- _TASK STATEMENT_
In the listing below, find every line containing "REGISTER" and copy it out.

Start RECORD SET

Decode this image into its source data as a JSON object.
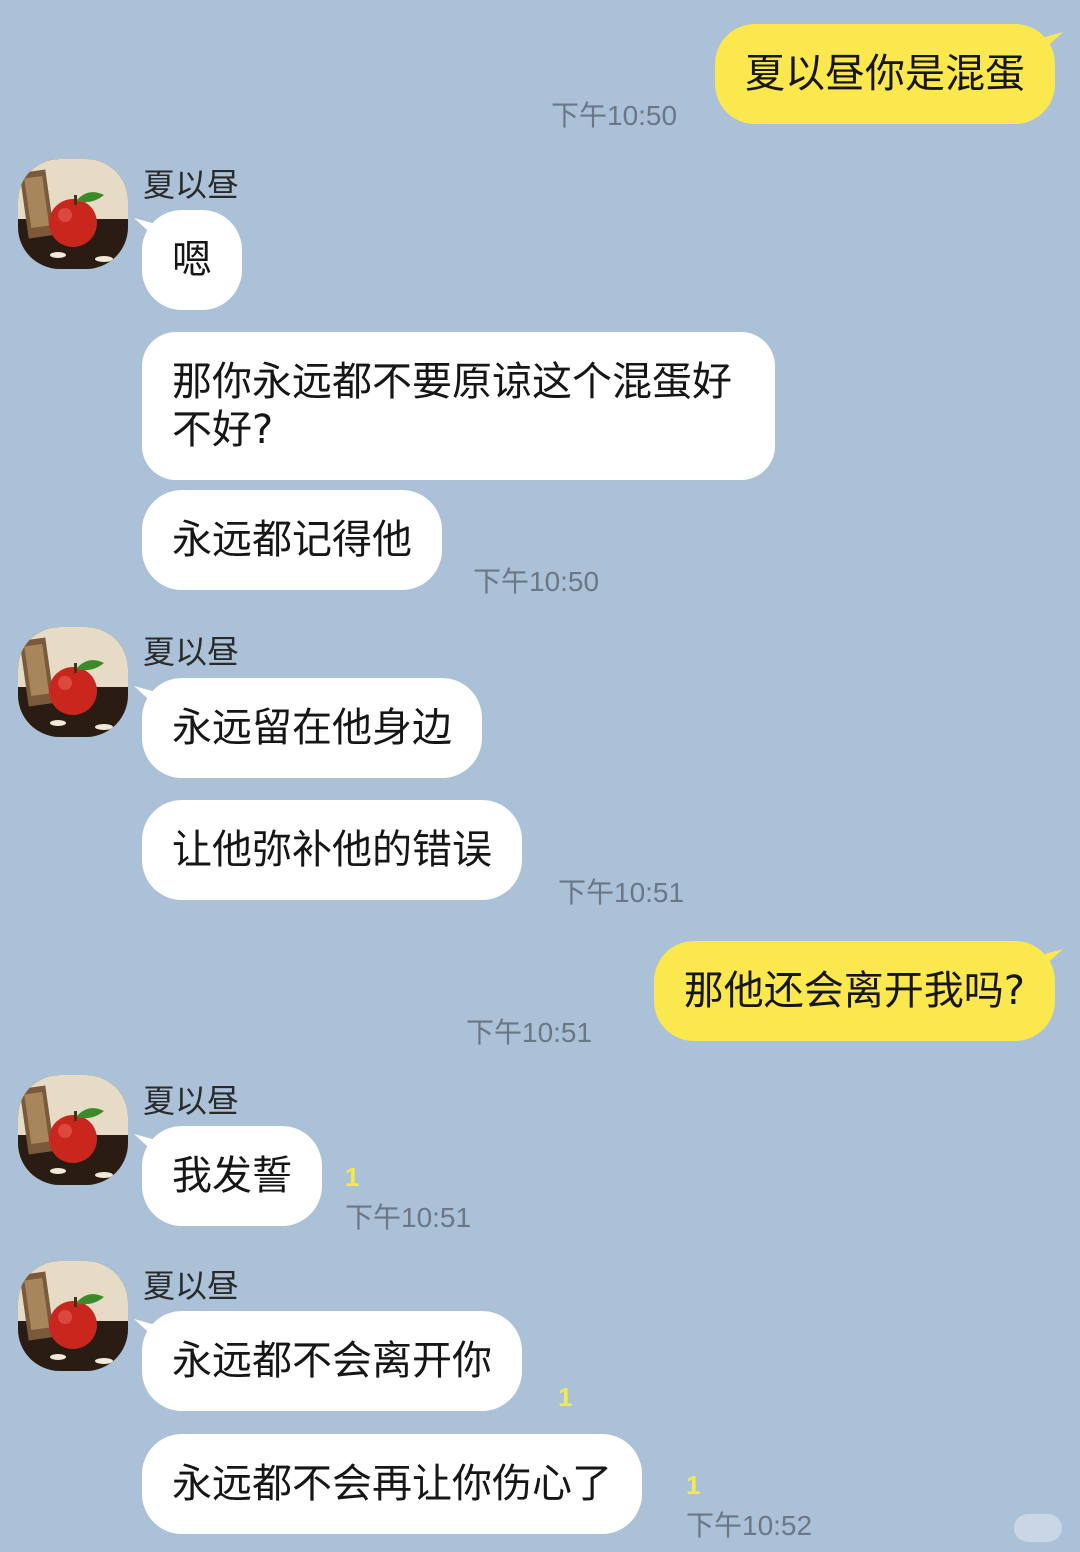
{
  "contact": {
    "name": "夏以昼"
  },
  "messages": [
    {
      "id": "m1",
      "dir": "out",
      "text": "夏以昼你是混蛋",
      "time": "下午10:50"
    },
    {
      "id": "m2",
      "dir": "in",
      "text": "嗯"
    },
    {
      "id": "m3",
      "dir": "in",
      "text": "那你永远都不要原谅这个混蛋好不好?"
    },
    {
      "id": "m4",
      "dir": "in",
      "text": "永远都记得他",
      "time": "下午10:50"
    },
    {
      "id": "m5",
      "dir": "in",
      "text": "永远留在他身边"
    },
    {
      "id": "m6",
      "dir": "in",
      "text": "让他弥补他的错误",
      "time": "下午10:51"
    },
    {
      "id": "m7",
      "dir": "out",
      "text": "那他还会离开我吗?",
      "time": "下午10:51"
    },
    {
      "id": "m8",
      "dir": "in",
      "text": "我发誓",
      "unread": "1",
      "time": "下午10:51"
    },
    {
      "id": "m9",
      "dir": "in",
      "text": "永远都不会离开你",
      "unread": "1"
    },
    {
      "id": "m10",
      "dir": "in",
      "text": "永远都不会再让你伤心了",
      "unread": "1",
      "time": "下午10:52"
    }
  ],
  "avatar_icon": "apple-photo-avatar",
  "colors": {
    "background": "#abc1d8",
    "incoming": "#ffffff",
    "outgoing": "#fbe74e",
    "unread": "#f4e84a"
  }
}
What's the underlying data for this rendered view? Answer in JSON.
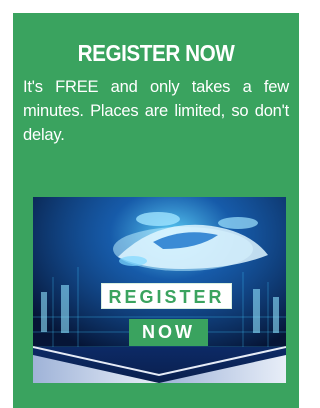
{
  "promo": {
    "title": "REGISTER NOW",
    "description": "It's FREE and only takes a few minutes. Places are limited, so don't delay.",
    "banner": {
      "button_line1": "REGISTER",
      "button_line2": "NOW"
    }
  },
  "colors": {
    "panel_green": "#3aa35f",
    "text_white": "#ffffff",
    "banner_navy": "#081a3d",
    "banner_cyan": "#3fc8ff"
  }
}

End RECORD SET
Start RECORD SET

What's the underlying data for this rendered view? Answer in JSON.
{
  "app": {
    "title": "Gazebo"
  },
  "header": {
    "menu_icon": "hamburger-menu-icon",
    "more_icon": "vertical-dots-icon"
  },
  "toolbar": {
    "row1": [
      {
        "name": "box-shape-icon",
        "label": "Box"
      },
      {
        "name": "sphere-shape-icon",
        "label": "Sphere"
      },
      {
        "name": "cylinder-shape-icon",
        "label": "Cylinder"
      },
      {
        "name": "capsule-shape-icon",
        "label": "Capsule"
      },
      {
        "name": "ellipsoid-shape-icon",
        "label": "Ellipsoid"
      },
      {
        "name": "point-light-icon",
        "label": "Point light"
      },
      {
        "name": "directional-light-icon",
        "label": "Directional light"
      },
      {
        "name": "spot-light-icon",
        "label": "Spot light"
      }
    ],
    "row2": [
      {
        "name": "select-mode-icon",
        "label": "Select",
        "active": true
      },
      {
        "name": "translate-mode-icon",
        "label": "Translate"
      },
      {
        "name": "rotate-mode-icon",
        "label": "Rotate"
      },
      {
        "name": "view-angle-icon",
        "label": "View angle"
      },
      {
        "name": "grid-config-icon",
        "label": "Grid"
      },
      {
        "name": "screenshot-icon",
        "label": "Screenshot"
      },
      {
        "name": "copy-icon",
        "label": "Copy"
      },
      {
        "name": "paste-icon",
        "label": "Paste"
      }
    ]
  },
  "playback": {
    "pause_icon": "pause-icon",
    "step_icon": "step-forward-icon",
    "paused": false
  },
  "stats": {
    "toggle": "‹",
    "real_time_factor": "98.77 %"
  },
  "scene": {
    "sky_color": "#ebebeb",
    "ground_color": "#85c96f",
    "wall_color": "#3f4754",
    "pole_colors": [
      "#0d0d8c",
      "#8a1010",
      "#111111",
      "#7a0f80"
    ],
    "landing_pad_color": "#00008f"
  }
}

End RECORD SET

- _OUTPUT BELOW_
    "title": "REGISTER NOW",
      "button_line1": "REGISTER",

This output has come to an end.